## Directions
Copy the lines below word for word, leaving out the pictures.

----- Records supplied

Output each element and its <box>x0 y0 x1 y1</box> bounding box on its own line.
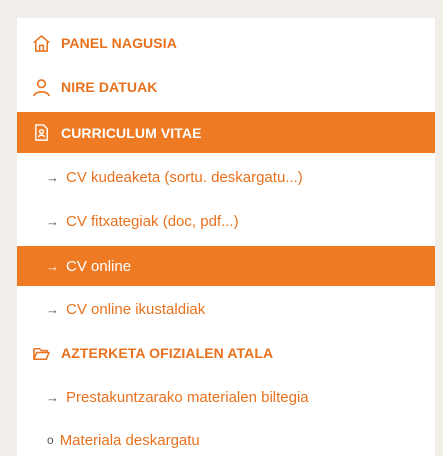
menu-item-azterketa[interactable]: AZTERKETA OFIZIALEN ATALA <box>17 334 435 372</box>
submenu-item-cv-online[interactable]: → CV online <box>17 246 435 286</box>
user-icon <box>31 77 51 97</box>
menu-item-label: PANEL NAGUSIA <box>61 35 177 51</box>
menu-item-label: CURRICULUM VITAE <box>61 124 202 141</box>
submenu-item-prestakuntza[interactable]: → Prestakuntzarako materialen biltegia <box>17 378 435 416</box>
arrow-right-icon: → <box>46 258 59 274</box>
menu-item-nire-datuak[interactable]: NIRE DATUAK <box>17 70 435 104</box>
arrow-right-icon: → <box>46 169 59 185</box>
menu-item-label: AZTERKETA OFIZIALEN ATALA <box>61 345 274 361</box>
submenu-item-cv-kudeaketa[interactable]: → CV kudeaketa (sortu. deskargatu...) <box>17 158 435 196</box>
submenu-item-label: CV fitxategiak (doc, pdf...) <box>66 212 239 230</box>
submenu-item-label: CV kudeaketa (sortu. deskargatu...) <box>66 168 303 186</box>
submenu-item-cv-online-ikustaldiak[interactable]: → CV online ikustaldiak <box>17 290 435 328</box>
submenu-item-label: Materiala deskargatu <box>59 431 200 449</box>
arrow-right-icon: → <box>46 213 59 229</box>
arrow-right-icon: → <box>46 301 59 317</box>
submenu-item-label: CV online <box>66 257 132 275</box>
submenu-item-label: CV online ikustaldiak <box>66 300 206 318</box>
menu-item-curriculum-vitae[interactable]: CURRICULUM VITAE <box>17 112 435 153</box>
submenu-item-materiala-deskargatu[interactable]: o Materiala deskargatu <box>17 422 435 456</box>
bullet-icon: o <box>47 433 54 447</box>
menu-item-label: NIRE DATUAK <box>61 79 158 95</box>
menu-item-panel-nagusia[interactable]: PANEL NAGUSIA <box>17 26 435 60</box>
document-user-icon <box>31 123 51 143</box>
submenu-item-cv-fitxategiak[interactable]: → CV fitxategiak (doc, pdf...) <box>17 202 435 240</box>
folder-open-icon <box>31 343 51 363</box>
side-menu: PANEL NAGUSIA NIRE DATUAK CURRICULUM VIT… <box>17 18 435 456</box>
home-icon <box>31 33 51 53</box>
arrow-right-icon: → <box>46 389 59 405</box>
submenu-item-label: Prestakuntzarako materialen biltegia <box>66 388 309 406</box>
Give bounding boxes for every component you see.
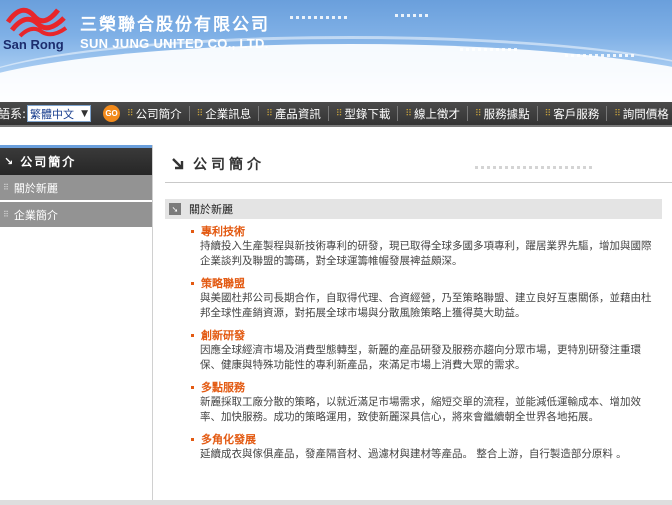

----------

## Response to the task
Output each element and its <box>x0 y0 x1 y1</box> bounding box on its own line.
menu-item-azterketa[interactable]: AZTERKETA OFIZIALEN ATALA <box>17 334 435 372</box>
submenu-item-cv-online[interactable]: → CV online <box>17 246 435 286</box>
user-icon <box>31 77 51 97</box>
menu-item-label: PANEL NAGUSIA <box>61 35 177 51</box>
menu-item-label: CURRICULUM VITAE <box>61 124 202 141</box>
submenu-item-prestakuntza[interactable]: → Prestakuntzarako materialen biltegia <box>17 378 435 416</box>
arrow-right-icon: → <box>46 258 59 274</box>
menu-item-nire-datuak[interactable]: NIRE DATUAK <box>17 70 435 104</box>
arrow-right-icon: → <box>46 169 59 185</box>
menu-item-label: AZTERKETA OFIZIALEN ATALA <box>61 345 274 361</box>
submenu-item-cv-kudeaketa[interactable]: → CV kudeaketa (sortu. deskargatu...) <box>17 158 435 196</box>
submenu-item-label: CV fitxategiak (doc, pdf...) <box>66 212 239 230</box>
submenu-item-label: CV kudeaketa (sortu. deskargatu...) <box>66 168 303 186</box>
submenu-item-cv-online-ikustaldiak[interactable]: → CV online ikustaldiak <box>17 290 435 328</box>
submenu-item-label: Materiala deskargatu <box>59 431 200 449</box>
arrow-right-icon: → <box>46 213 59 229</box>
arrow-right-icon: → <box>46 301 59 317</box>
submenu-item-label: CV online <box>66 257 132 275</box>
submenu-item-label: CV online ikustaldiak <box>66 300 206 318</box>
menu-item-curriculum-vitae[interactable]: CURRICULUM VITAE <box>17 112 435 153</box>
submenu-item-materiala-deskargatu[interactable]: o Materiala deskargatu <box>17 422 435 456</box>
bullet-icon: o <box>47 433 54 447</box>
menu-item-label: NIRE DATUAK <box>61 79 158 95</box>
menu-item-panel-nagusia[interactable]: PANEL NAGUSIA <box>17 26 435 60</box>
document-user-icon <box>31 123 51 143</box>
submenu-item-cv-fitxategiak[interactable]: → CV fitxategiak (doc, pdf...) <box>17 202 435 240</box>
folder-open-icon <box>31 343 51 363</box>
side-menu: PANEL NAGUSIA NIRE DATUAK CURRICULUM VIT… <box>17 18 435 456</box>
home-icon <box>31 33 51 53</box>
arrow-right-icon: → <box>46 389 59 405</box>
submenu-item-label: Prestakuntzarako materialen biltegia <box>66 388 309 406</box>
Give bounding boxes for every component you see.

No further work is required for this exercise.